Begin

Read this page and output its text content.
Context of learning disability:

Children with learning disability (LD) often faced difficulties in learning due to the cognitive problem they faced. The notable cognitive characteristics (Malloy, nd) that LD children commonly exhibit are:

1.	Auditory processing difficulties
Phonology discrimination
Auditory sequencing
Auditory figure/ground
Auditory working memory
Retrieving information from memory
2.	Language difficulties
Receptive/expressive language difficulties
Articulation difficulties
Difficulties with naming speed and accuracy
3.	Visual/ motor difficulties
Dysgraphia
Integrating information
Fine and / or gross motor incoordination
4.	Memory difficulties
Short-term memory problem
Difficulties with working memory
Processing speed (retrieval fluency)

End

**Objective**
Send back every record, precisely as written.

**Result for this exercise**
Read this page and output its text content.
Context of learning disability:

Children with learning disability (LD) often faced difficulties in learning due to the cognitive problem they faced. The notable cognitive characteristics (Malloy, nd) that LD children commonly exhibit are:

1.	Auditory processing difficulties
Phonology discrimination
Auditory sequencing
Auditory figure/ground
Auditory working memory
Retrieving information from memory
2.	Language difficulties
Receptive/expressive language difficulties
Articulation difficulties
Difficulties with naming speed and accuracy
3.	Visual/ motor difficulties
Dysgraphia
Integrating information
Fine and / or gross motor incoordination
4.	Memory difficulties
Short-term memory problem
Difficulties with working memory
Processing speed (retrieval fluency)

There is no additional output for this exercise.